**REQUIRED WORK:** Pictures aside, quote the whole listing exactly.

**LISTING:**
** begin **

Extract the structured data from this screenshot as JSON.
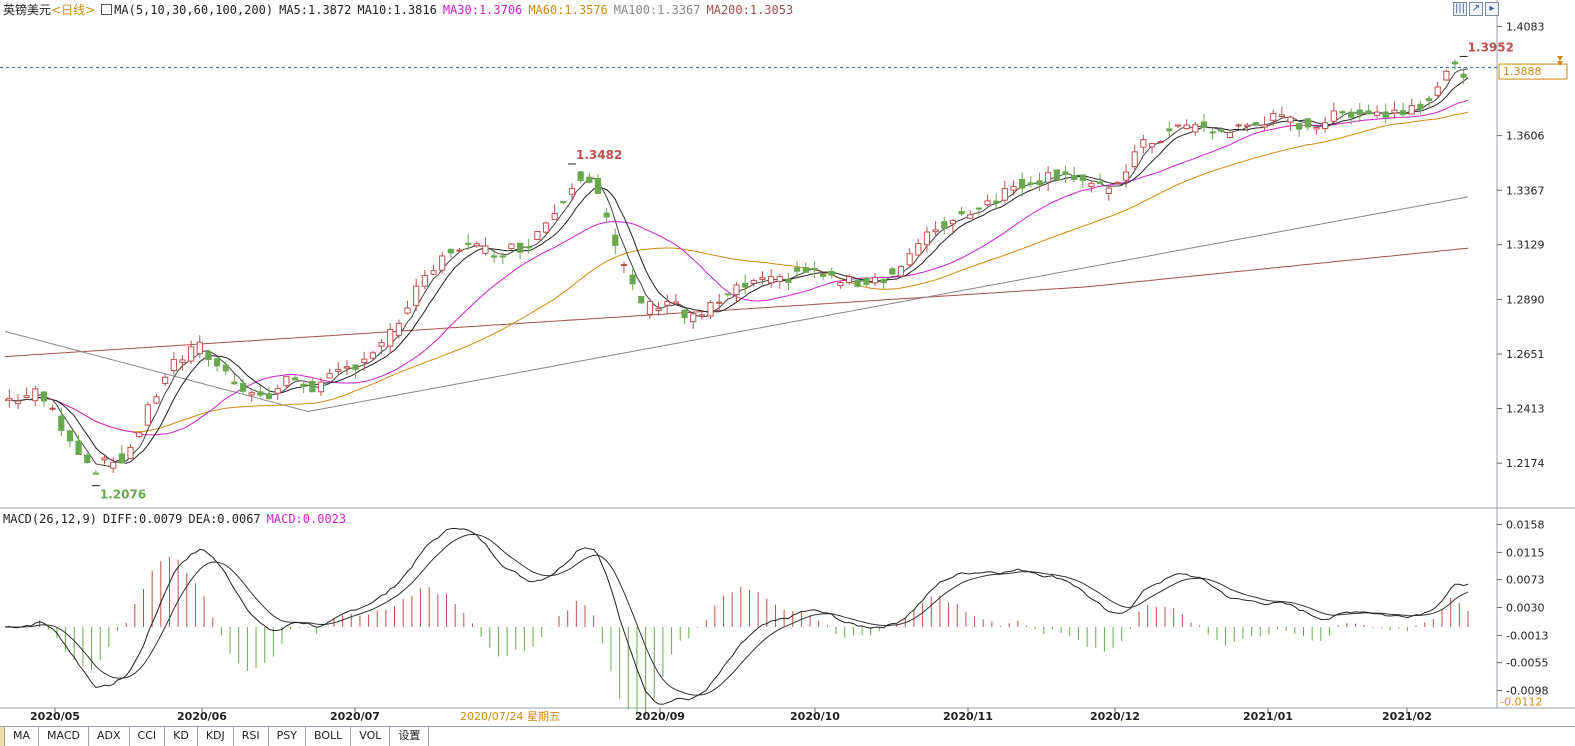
{
  "header": {
    "instrument": "英镑美元",
    "period": "<日线>",
    "ma_params": "MA(5,10,30,60,100,200)",
    "ma_values": [
      {
        "label": "MA5:",
        "value": "1.3872",
        "color": "#222222"
      },
      {
        "label": "MA10:",
        "value": "1.3816",
        "color": "#222222"
      },
      {
        "label": "MA30:",
        "value": "1.3706",
        "color": "#d01fd0"
      },
      {
        "label": "MA60:",
        "value": "1.3576",
        "color": "#d08a10"
      },
      {
        "label": "MA100:",
        "value": "1.3367",
        "color": "#888888"
      },
      {
        "label": "MA200:",
        "value": "1.3053",
        "color": "#a0504a"
      }
    ]
  },
  "price_axis": {
    "ticks": [
      "1.4083",
      "1.3606",
      "1.3367",
      "1.3129",
      "1.2890",
      "1.2651",
      "1.2413",
      "1.2174"
    ],
    "current_price": "1.3888"
  },
  "annotations": {
    "high_label": "1.3952",
    "mid_high_label": "1.3482",
    "low_label": "1.2076"
  },
  "macd_header": {
    "params": "MACD(26,12,9)",
    "diff": "DIFF:0.0079",
    "dea": "DEA:0.0067",
    "macd": "MACD:0.0023"
  },
  "macd_axis": {
    "ticks": [
      "0.0158",
      "0.0115",
      "0.0073",
      "0.0030",
      "-0.0013",
      "-0.0055",
      "-0.0098"
    ],
    "bottom_label": "-0.0112"
  },
  "date_axis": {
    "labels": [
      "2020/05",
      "2020/06",
      "2020/07",
      "2020/09",
      "2020/10",
      "2020/11",
      "2020/12",
      "2021/01",
      "2021/02"
    ],
    "cursor_label": "2020/07/24 星期五"
  },
  "tabs": [
    "",
    "MA",
    "MACD",
    "ADX",
    "CCI",
    "KD",
    "KDJ",
    "RSI",
    "PSY",
    "BOLL",
    "VOL",
    "设置"
  ],
  "colors": {
    "up": "#c0504d",
    "down": "#6aa84f",
    "accent": "#d08a10",
    "dotted_line": "#2f6db5"
  },
  "chart_data": {
    "type": "candlestick",
    "title": "英镑美元",
    "x_range": [
      "2020/05",
      "2021/02"
    ],
    "y_range": [
      1.2076,
      1.4083
    ],
    "keypoints": [
      {
        "date": "2020/05",
        "close": 1.245
      },
      {
        "date": "2020/05 low",
        "close": 1.2076
      },
      {
        "date": "2020/06",
        "close": 1.265
      },
      {
        "date": "2020/07",
        "close": 1.255
      },
      {
        "date": "2020/08",
        "close": 1.315
      },
      {
        "date": "2020/09 high",
        "close": 1.3482
      },
      {
        "date": "2020/09",
        "close": 1.275
      },
      {
        "date": "2020/10",
        "close": 1.295
      },
      {
        "date": "2020/11",
        "close": 1.315
      },
      {
        "date": "2020/12",
        "close": 1.345
      },
      {
        "date": "2021/01",
        "close": 1.365
      },
      {
        "date": "2021/02 high",
        "close": 1.3952
      },
      {
        "date": "2021/02",
        "close": 1.3888
      }
    ],
    "macd_range": [
      -0.0112,
      0.0158
    ]
  }
}
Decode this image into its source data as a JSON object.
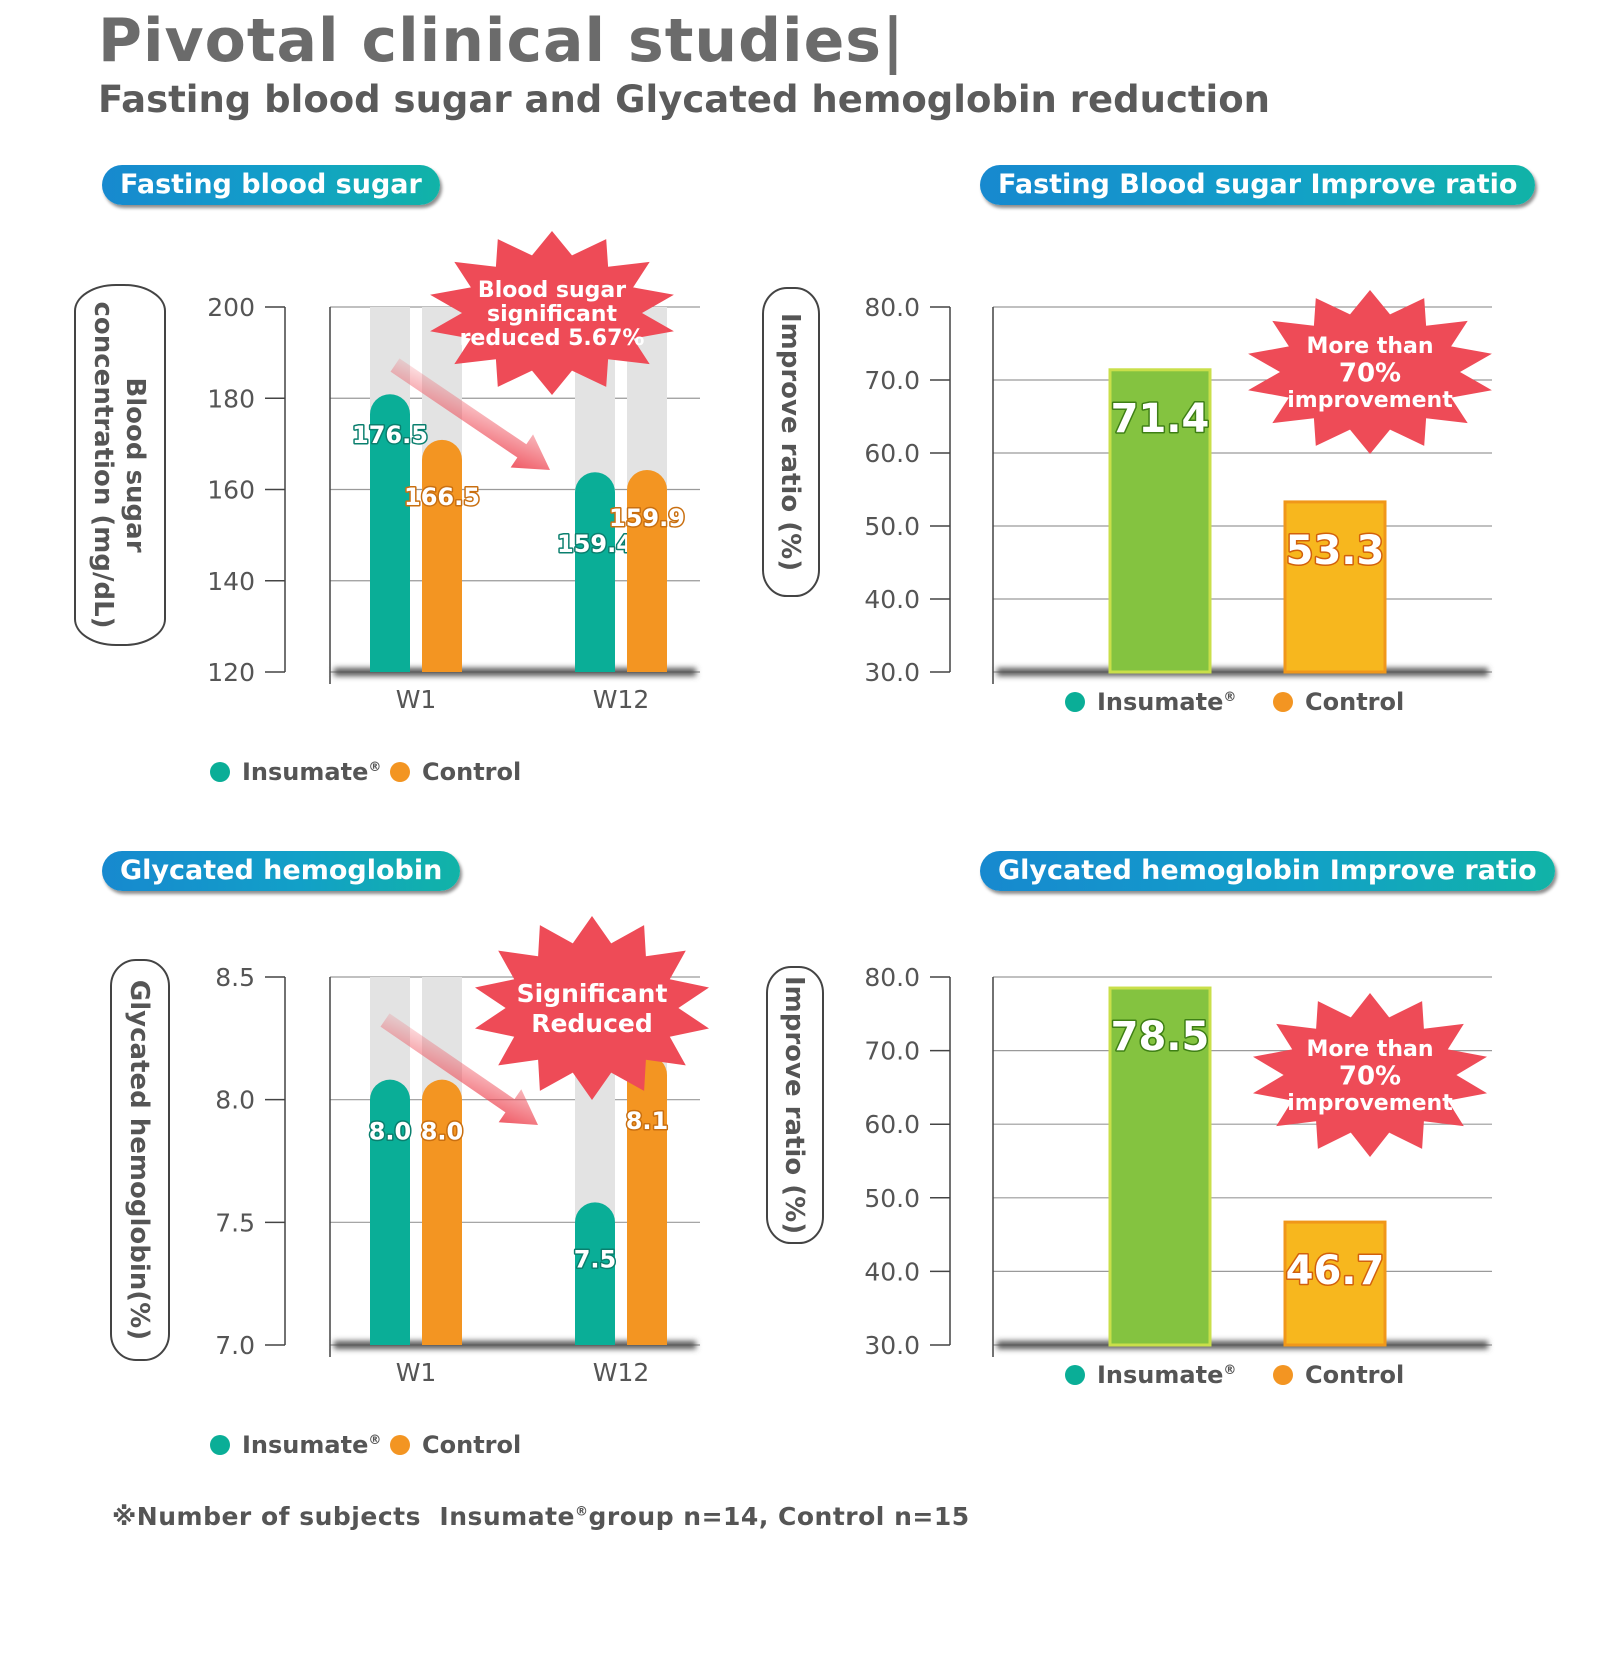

** end **

**SOLVED PROBLEM:**
Extract the structured data from this screenshot as JSON.
{
  "header": {
    "instrument": "英镑美元",
    "period": "<日线>",
    "ma_params": "MA(5,10,30,60,100,200)",
    "ma_values": [
      {
        "label": "MA5:",
        "value": "1.3872",
        "color": "#222222"
      },
      {
        "label": "MA10:",
        "value": "1.3816",
        "color": "#222222"
      },
      {
        "label": "MA30:",
        "value": "1.3706",
        "color": "#d01fd0"
      },
      {
        "label": "MA60:",
        "value": "1.3576",
        "color": "#d08a10"
      },
      {
        "label": "MA100:",
        "value": "1.3367",
        "color": "#888888"
      },
      {
        "label": "MA200:",
        "value": "1.3053",
        "color": "#a0504a"
      }
    ]
  },
  "price_axis": {
    "ticks": [
      "1.4083",
      "1.3606",
      "1.3367",
      "1.3129",
      "1.2890",
      "1.2651",
      "1.2413",
      "1.2174"
    ],
    "current_price": "1.3888"
  },
  "annotations": {
    "high_label": "1.3952",
    "mid_high_label": "1.3482",
    "low_label": "1.2076"
  },
  "macd_header": {
    "params": "MACD(26,12,9)",
    "diff": "DIFF:0.0079",
    "dea": "DEA:0.0067",
    "macd": "MACD:0.0023"
  },
  "macd_axis": {
    "ticks": [
      "0.0158",
      "0.0115",
      "0.0073",
      "0.0030",
      "-0.0013",
      "-0.0055",
      "-0.0098"
    ],
    "bottom_label": "-0.0112"
  },
  "date_axis": {
    "labels": [
      "2020/05",
      "2020/06",
      "2020/07",
      "2020/09",
      "2020/10",
      "2020/11",
      "2020/12",
      "2021/01",
      "2021/02"
    ],
    "cursor_label": "2020/07/24 星期五"
  },
  "tabs": [
    "",
    "MA",
    "MACD",
    "ADX",
    "CCI",
    "KD",
    "KDJ",
    "RSI",
    "PSY",
    "BOLL",
    "VOL",
    "设置"
  ],
  "colors": {
    "up": "#c0504d",
    "down": "#6aa84f",
    "accent": "#d08a10",
    "dotted_line": "#2f6db5"
  },
  "chart_data": {
    "type": "candlestick",
    "title": "英镑美元",
    "x_range": [
      "2020/05",
      "2021/02"
    ],
    "y_range": [
      1.2076,
      1.4083
    ],
    "keypoints": [
      {
        "date": "2020/05",
        "close": 1.245
      },
      {
        "date": "2020/05 low",
        "close": 1.2076
      },
      {
        "date": "2020/06",
        "close": 1.265
      },
      {
        "date": "2020/07",
        "close": 1.255
      },
      {
        "date": "2020/08",
        "close": 1.315
      },
      {
        "date": "2020/09 high",
        "close": 1.3482
      },
      {
        "date": "2020/09",
        "close": 1.275
      },
      {
        "date": "2020/10",
        "close": 1.295
      },
      {
        "date": "2020/11",
        "close": 1.315
      },
      {
        "date": "2020/12",
        "close": 1.345
      },
      {
        "date": "2021/01",
        "close": 1.365
      },
      {
        "date": "2021/02 high",
        "close": 1.3952
      },
      {
        "date": "2021/02",
        "close": 1.3888
      }
    ],
    "macd_range": [
      -0.0112,
      0.0158
    ]
  }
}
Decode this image into its source data as a JSON object.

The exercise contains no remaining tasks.